Exercise material:
## START

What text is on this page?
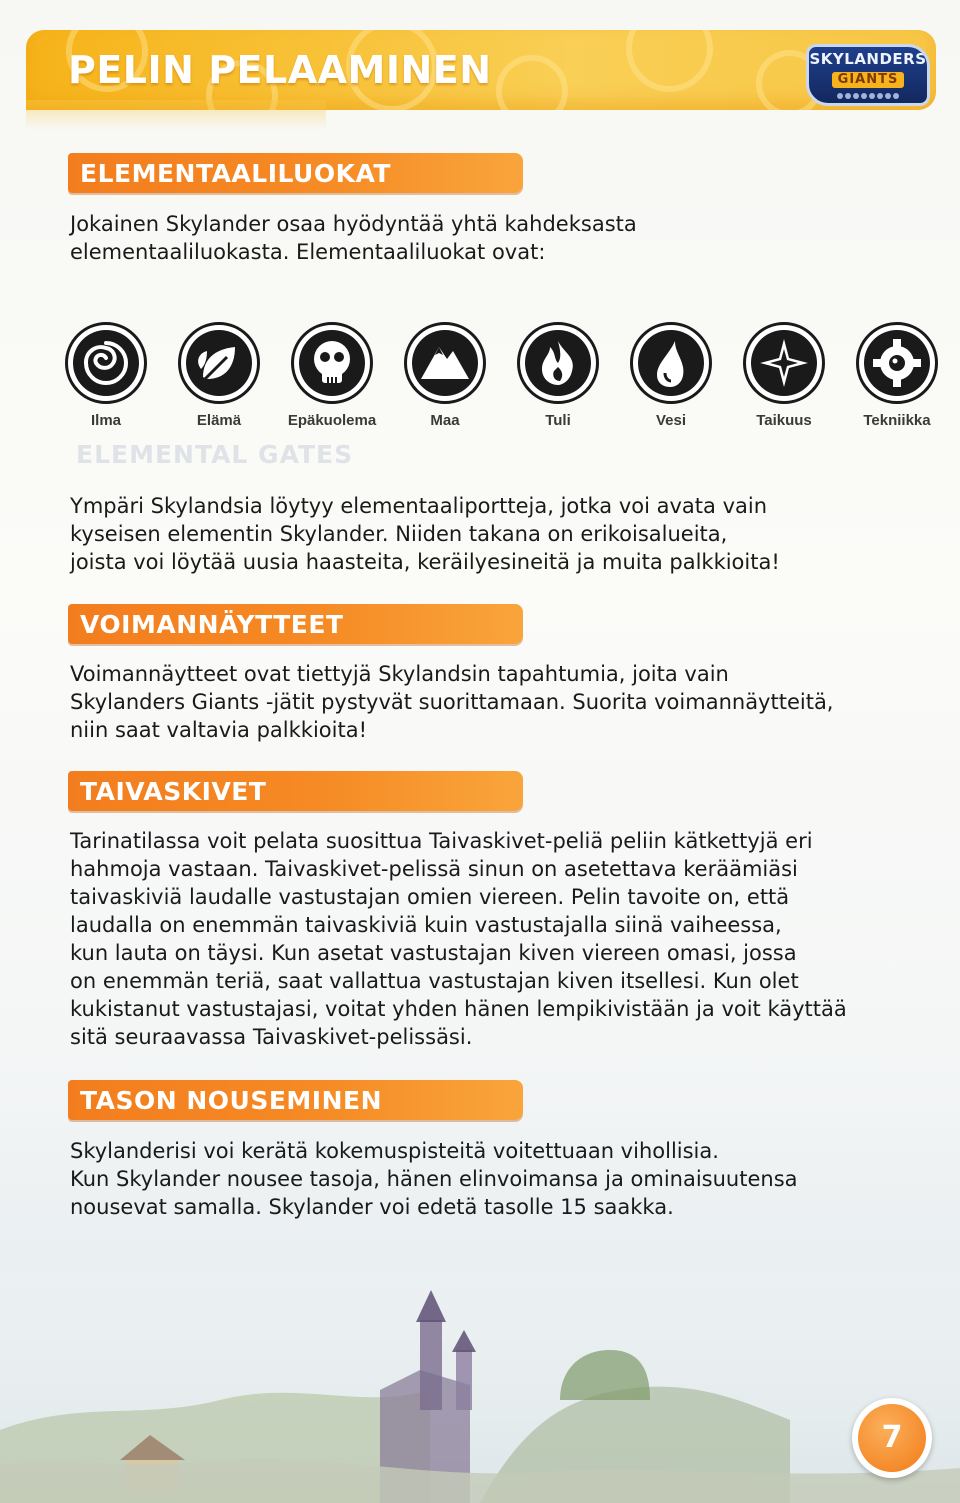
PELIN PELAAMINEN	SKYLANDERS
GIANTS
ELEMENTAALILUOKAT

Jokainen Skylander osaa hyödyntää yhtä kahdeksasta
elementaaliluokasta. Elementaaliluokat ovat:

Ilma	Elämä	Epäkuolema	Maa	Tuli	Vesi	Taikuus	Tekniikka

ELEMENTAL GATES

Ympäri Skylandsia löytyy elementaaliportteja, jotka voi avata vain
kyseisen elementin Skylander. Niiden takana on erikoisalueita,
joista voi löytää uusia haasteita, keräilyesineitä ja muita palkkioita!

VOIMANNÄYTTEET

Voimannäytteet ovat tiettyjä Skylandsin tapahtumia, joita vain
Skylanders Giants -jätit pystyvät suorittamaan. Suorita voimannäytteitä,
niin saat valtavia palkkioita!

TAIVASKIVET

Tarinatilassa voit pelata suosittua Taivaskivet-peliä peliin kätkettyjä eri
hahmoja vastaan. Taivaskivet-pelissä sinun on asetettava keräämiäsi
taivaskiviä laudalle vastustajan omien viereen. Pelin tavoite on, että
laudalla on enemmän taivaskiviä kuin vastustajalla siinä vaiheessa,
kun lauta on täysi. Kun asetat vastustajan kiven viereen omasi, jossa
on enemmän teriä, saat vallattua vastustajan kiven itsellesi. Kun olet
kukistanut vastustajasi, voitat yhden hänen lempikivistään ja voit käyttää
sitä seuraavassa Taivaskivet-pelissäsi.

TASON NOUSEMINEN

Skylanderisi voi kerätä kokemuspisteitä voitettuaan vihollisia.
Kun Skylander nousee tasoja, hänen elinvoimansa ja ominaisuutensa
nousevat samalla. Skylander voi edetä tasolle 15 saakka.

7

## END

Identify which lines contain the word "viereen" and copy each one.

Reply to the exercise:
taivaskiviä laudalle vastustajan omien viereen. Pelin tavoite on, että
kun lauta on täysi. Kun asetat vastustajan kiven viereen omasi, jossa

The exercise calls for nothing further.